### Collected data entries
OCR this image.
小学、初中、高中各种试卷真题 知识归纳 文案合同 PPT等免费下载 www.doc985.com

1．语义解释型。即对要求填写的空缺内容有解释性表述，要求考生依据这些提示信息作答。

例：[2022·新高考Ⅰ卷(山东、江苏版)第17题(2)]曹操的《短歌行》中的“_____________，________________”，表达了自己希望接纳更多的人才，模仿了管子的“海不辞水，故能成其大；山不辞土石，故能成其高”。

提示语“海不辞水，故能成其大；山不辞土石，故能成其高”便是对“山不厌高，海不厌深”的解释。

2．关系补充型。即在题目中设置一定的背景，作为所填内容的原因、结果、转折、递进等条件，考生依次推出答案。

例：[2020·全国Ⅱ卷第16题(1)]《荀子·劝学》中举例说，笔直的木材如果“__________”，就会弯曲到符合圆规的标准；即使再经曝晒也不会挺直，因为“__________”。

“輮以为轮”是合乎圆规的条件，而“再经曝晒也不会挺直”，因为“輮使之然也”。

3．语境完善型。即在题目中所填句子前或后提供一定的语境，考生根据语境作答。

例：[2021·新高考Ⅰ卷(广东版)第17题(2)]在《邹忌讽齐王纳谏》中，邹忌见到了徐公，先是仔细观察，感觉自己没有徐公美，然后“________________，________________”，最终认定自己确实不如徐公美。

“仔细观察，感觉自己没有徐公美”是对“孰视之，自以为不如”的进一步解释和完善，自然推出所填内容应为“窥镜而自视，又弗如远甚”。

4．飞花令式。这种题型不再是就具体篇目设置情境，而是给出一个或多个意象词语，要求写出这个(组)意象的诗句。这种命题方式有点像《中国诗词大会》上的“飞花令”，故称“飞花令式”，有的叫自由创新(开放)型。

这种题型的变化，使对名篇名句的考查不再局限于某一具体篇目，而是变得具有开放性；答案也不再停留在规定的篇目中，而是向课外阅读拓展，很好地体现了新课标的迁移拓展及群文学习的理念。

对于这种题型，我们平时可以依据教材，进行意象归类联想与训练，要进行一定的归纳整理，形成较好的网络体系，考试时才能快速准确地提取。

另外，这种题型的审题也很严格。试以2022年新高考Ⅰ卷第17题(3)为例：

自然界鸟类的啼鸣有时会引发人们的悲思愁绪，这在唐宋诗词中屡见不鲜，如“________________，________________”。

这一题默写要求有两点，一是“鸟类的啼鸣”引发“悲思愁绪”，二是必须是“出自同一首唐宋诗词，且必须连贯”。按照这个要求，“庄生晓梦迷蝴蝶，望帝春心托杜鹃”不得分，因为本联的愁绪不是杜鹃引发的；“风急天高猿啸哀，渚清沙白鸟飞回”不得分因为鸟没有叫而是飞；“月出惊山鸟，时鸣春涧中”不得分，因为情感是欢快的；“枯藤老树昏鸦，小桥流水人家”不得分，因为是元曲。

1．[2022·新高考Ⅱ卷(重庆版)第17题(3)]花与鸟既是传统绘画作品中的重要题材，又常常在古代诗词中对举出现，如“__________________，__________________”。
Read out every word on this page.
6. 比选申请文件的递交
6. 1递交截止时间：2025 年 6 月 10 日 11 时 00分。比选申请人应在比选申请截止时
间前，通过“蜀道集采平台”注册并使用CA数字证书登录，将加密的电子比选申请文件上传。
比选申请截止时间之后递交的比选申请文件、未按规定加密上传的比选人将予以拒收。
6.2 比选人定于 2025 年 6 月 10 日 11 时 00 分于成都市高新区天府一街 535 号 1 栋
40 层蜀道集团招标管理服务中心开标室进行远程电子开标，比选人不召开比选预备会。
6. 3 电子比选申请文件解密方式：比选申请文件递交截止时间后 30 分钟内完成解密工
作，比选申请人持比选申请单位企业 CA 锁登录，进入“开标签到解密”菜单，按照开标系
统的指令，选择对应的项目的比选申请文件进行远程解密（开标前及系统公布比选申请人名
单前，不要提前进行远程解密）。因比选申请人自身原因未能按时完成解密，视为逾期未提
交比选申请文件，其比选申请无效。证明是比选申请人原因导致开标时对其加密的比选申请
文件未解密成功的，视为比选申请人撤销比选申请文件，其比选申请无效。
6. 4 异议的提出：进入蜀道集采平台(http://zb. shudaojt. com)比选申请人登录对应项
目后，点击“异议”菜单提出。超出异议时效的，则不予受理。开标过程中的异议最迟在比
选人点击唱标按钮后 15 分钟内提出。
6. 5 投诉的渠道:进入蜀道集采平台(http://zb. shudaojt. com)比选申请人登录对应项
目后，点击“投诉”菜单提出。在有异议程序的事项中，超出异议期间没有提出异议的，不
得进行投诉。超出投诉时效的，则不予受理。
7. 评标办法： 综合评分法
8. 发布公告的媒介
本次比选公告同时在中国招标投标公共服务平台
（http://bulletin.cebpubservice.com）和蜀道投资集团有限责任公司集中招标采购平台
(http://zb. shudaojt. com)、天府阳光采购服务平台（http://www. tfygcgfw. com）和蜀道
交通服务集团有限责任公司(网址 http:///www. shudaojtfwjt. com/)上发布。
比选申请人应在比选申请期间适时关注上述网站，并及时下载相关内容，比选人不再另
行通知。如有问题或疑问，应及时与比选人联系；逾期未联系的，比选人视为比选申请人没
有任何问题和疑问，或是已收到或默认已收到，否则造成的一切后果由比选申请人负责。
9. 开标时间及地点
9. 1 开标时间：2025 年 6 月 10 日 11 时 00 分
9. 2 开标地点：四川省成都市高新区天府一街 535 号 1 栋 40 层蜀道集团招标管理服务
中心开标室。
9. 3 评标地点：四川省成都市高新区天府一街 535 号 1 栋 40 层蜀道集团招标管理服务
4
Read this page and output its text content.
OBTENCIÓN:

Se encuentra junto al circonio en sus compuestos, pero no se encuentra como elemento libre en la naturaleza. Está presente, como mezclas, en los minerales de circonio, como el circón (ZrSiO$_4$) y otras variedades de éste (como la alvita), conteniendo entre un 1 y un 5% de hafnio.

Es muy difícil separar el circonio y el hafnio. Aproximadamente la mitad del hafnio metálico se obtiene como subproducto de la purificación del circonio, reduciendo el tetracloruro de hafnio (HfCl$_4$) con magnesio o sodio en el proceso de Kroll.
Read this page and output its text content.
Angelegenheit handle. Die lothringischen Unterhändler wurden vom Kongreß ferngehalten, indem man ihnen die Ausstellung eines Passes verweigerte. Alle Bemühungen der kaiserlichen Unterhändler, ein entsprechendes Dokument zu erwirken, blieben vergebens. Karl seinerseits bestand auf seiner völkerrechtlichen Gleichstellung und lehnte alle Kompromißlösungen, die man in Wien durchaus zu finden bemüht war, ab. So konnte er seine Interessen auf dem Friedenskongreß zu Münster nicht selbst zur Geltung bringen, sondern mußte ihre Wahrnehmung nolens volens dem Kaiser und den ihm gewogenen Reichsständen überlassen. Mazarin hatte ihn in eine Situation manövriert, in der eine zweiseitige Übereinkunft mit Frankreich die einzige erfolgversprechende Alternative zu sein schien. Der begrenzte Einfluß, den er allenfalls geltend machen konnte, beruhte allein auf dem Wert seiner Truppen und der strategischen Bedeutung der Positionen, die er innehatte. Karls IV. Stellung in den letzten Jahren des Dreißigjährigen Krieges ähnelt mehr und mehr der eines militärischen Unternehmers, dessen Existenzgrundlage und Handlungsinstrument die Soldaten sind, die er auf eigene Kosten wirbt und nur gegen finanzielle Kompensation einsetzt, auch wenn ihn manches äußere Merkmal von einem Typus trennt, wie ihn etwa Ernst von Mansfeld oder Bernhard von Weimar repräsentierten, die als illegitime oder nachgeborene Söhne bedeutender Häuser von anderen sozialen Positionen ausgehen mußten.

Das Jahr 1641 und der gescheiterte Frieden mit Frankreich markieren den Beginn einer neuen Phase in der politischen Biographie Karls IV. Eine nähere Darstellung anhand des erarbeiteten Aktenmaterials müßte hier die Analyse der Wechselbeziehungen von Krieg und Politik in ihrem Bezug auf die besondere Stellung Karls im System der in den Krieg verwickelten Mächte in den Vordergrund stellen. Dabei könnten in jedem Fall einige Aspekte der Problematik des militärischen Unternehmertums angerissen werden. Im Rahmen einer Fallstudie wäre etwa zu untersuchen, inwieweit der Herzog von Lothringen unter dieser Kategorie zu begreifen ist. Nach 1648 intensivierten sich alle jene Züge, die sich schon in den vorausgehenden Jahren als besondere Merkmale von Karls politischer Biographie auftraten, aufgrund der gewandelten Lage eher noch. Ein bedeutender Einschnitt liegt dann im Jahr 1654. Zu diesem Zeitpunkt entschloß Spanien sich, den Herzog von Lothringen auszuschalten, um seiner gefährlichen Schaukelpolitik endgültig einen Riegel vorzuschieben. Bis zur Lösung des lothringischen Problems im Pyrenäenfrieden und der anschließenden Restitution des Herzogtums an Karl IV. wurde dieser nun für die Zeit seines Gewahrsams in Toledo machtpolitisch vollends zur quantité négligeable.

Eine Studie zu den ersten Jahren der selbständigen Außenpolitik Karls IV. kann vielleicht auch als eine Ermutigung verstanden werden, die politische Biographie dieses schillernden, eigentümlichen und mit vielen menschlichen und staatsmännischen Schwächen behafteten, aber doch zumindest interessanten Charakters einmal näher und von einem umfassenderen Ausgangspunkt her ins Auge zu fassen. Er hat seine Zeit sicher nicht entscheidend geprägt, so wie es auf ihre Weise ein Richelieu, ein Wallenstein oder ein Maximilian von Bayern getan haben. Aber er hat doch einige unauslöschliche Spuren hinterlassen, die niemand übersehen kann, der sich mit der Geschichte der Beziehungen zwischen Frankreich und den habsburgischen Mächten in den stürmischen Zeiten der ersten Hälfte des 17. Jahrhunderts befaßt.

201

### Given request
List the lines of the material in which the word "como" occurs.

### Answer to this task
Se encuentra junto al circonio en sus compuestos, pero no se encuentra como elemento libre en la naturaleza. Está presente, como mezclas, en los minerales de circonio, como el circón (ZrSiO$_4$) y otras variedades de éste (como la alvita), conteniendo entre un 1 y un 5% de hafnio.
Es muy difícil separar el circonio y el hafnio. Aproximadamente la mitad del hafnio metálico se obtiene como subproducto de la purificación del circonio, reduciendo el tetracloruro de hafnio (HfCl$_4$) con magnesio o sodio en el proceso de Kroll.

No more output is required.